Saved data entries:
------------------------------------
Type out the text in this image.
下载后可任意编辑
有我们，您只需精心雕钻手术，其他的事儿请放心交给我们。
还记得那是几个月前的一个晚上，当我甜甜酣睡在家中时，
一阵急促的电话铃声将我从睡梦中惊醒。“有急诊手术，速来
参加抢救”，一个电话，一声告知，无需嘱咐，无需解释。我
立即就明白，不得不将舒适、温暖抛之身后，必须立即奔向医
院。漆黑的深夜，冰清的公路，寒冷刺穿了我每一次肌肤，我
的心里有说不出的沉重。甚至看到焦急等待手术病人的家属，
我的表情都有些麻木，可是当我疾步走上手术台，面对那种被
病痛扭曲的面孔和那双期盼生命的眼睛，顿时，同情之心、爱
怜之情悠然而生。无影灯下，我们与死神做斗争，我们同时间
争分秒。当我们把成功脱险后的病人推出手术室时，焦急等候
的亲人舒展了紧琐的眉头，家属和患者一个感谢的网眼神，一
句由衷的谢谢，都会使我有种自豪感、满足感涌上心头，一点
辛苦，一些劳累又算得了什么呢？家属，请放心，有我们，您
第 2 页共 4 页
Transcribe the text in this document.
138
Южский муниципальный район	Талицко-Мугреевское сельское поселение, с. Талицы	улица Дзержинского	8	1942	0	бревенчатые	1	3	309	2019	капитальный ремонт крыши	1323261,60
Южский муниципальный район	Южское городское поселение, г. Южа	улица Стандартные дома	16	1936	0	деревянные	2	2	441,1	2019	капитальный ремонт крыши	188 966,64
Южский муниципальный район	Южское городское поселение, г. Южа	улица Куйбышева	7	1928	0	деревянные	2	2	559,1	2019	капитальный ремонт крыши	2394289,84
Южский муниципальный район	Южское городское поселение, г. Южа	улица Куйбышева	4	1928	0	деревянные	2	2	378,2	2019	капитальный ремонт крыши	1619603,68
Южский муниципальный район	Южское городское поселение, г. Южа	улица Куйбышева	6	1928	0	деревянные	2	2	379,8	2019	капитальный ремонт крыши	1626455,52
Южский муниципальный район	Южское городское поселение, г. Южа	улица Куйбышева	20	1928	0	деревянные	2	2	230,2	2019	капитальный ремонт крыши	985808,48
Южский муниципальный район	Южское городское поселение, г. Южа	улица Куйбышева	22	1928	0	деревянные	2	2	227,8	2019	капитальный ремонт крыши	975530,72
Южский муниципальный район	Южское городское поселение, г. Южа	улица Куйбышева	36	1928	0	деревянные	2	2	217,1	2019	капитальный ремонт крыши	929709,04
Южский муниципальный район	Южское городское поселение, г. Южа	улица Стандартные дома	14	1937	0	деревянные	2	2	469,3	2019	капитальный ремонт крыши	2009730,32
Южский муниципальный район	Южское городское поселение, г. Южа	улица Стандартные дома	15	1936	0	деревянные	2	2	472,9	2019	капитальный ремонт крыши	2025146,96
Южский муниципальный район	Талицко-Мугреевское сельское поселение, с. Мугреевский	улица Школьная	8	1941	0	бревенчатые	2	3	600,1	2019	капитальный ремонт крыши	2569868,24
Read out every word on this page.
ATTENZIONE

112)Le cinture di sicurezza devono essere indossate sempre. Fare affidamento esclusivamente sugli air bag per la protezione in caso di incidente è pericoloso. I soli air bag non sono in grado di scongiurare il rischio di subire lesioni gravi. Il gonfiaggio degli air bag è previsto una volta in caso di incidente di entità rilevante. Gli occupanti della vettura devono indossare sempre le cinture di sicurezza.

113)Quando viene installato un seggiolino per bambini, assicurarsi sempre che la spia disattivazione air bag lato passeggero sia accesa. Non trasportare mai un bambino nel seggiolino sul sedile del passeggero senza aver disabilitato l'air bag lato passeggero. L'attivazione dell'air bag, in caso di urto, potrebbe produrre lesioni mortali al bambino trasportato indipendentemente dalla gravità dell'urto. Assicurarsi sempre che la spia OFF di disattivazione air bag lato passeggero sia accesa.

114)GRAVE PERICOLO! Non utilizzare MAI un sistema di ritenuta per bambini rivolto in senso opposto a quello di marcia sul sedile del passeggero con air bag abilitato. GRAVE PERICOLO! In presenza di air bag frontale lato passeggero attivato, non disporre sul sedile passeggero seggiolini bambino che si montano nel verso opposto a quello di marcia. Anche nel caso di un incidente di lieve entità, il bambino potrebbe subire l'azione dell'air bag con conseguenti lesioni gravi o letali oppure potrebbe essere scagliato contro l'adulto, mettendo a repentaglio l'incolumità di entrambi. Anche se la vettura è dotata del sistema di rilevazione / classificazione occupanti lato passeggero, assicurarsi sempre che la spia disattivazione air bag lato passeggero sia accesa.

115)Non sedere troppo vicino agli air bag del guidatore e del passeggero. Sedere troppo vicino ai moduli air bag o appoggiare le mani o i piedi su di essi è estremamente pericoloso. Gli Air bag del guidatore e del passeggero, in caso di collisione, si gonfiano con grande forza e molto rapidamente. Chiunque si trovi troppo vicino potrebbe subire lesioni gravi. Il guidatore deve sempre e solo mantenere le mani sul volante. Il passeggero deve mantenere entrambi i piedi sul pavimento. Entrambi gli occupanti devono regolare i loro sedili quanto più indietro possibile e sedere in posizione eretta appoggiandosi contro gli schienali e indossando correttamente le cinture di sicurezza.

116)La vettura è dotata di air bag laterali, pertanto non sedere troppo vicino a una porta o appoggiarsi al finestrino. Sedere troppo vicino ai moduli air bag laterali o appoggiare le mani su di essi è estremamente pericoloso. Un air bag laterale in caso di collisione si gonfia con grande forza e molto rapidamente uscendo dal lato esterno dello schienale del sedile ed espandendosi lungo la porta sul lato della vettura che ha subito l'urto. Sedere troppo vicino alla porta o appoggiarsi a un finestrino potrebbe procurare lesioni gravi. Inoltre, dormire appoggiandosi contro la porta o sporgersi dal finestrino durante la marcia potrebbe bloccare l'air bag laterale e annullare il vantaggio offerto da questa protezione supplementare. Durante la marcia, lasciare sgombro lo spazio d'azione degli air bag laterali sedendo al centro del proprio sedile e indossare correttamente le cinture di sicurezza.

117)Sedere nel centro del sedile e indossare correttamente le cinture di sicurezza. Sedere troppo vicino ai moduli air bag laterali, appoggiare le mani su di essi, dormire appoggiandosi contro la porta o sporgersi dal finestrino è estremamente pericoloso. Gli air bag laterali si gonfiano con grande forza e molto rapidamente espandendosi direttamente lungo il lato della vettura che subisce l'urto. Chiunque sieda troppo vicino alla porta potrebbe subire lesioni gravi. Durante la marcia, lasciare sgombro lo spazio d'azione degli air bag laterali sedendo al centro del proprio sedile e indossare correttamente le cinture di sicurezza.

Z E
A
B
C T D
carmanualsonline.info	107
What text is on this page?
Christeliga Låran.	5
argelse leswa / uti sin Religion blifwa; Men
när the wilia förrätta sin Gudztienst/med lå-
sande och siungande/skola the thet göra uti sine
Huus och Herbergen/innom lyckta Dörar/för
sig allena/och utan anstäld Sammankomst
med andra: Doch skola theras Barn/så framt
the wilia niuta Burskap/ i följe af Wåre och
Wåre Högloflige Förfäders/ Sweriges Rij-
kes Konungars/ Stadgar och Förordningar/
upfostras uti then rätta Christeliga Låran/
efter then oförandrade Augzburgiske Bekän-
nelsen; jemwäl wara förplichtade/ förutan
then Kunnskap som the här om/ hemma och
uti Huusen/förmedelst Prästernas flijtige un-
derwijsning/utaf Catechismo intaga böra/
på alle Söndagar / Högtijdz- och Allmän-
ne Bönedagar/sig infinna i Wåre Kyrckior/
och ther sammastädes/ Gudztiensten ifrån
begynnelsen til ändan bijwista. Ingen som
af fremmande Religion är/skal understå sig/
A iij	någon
------------------------------------
• **DIRECTION**
Look over the records above and copy each line that includes the string "сельское".

• **SOLUTION TO THIS PROBLEM**
Южский муниципальный район	Талицко-Мугреевское сельское поселение, с. Талицы	улица Дзержинского	8	1942	0	бревенчатые	1	3	309	2019	капитальный ремонт крыши	1323261,60
Южский муниципальный район	Талицко-Мугреевское сельское поселение, с. Мугреевский	улица Школьная	8	1941	0	бревенчатые	2	3	600,1	2019	капитальный ремонт крыши	2569868,24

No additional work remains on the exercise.